[Figure contents as structured data]
:::::
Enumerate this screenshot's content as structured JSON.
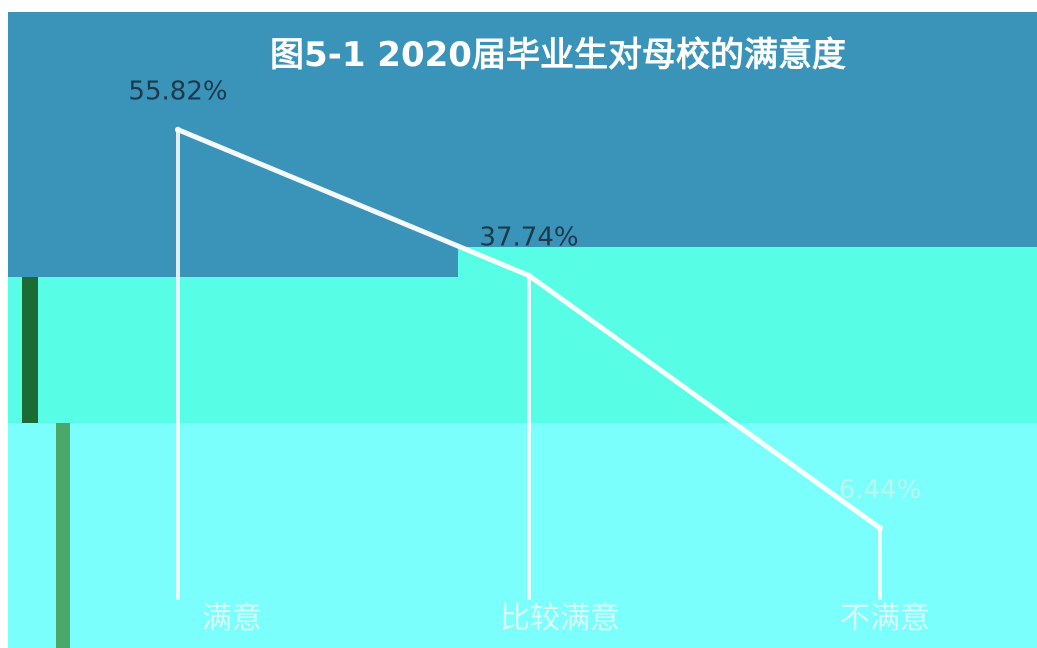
{
  "chart_data": {
    "type": "line",
    "title": "图5-1  2020届毕业生对母校的满意度",
    "categories": [
      "满意",
      "比较满意",
      "不满意"
    ],
    "values": [
      55.82,
      37.74,
      6.44
    ],
    "value_labels": [
      "55.82%",
      "37.74%",
      "6.44%"
    ],
    "ylim": [
      0,
      60
    ],
    "grid": false,
    "legend": "none",
    "colors": {
      "band_top": "#3a93b8",
      "band_middle": "#58fde6",
      "band_bottom": "#7bfffd",
      "line": "#ffffff",
      "label_top": "#1b3a4b",
      "label_bottom": "#b9f7ef",
      "tick_label": "#d9fffb",
      "stripe_dark": "#1c6b35",
      "stripe_light": "#4aa86a"
    }
  }
}
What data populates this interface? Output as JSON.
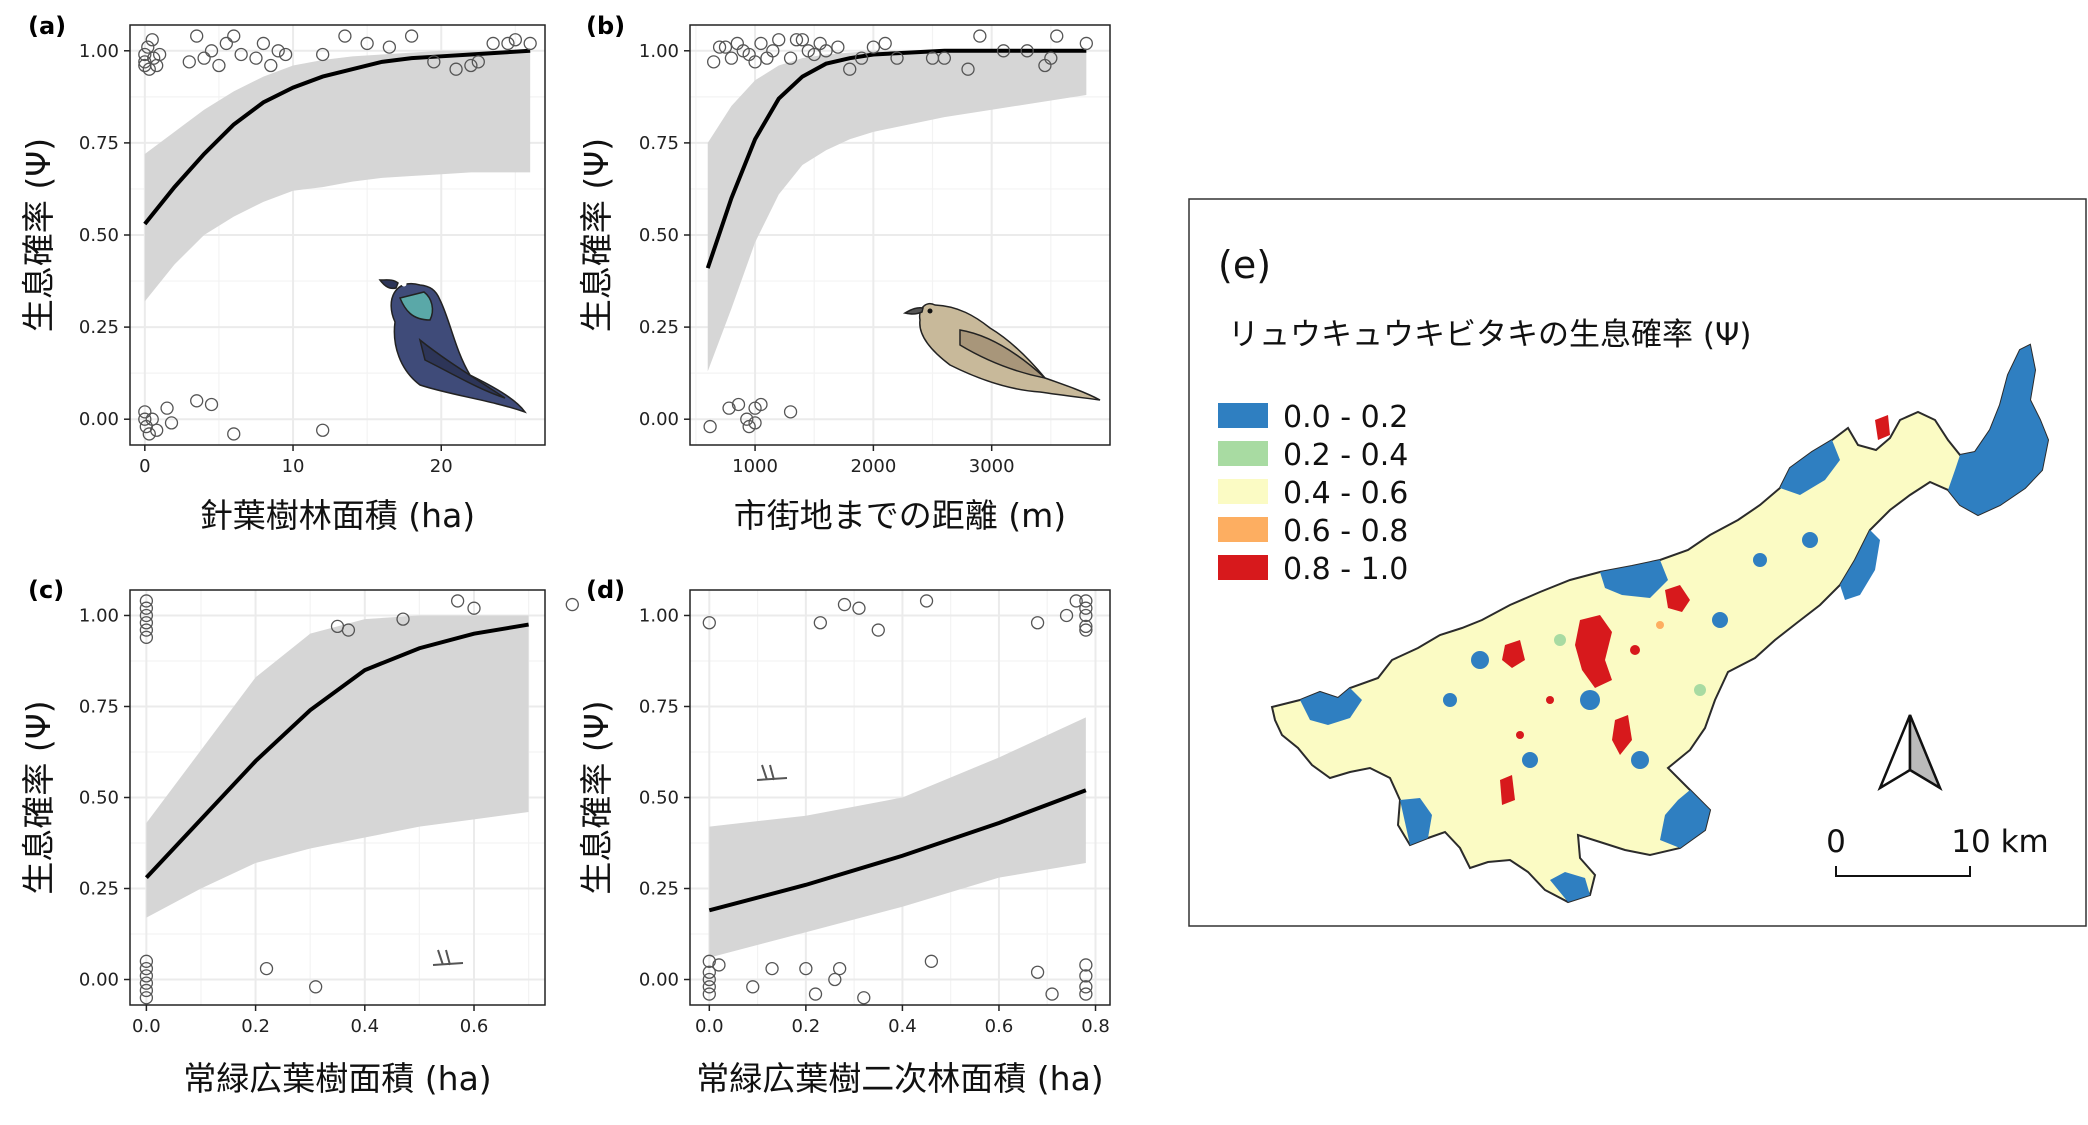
:::::
* Work to do
Omit the pictures and output all of the other material exactly.

* Exercise response
Enumerate this screenshot's content as structured JSON.
{
  "chart_data": {
    "type": "line",
    "title": "图5-1  2020届毕业生对母校的满意度",
    "categories": [
      "满意",
      "比较满意",
      "不满意"
    ],
    "values": [
      55.82,
      37.74,
      6.44
    ],
    "value_labels": [
      "55.82%",
      "37.74%",
      "6.44%"
    ],
    "ylim": [
      0,
      60
    ],
    "grid": false,
    "legend": "none",
    "colors": {
      "band_top": "#3a93b8",
      "band_middle": "#58fde6",
      "band_bottom": "#7bfffd",
      "line": "#ffffff",
      "label_top": "#1b3a4b",
      "label_bottom": "#b9f7ef",
      "tick_label": "#d9fffb",
      "stripe_dark": "#1c6b35",
      "stripe_light": "#4aa86a"
    }
  }
}
What data populates this interface? Output as JSON.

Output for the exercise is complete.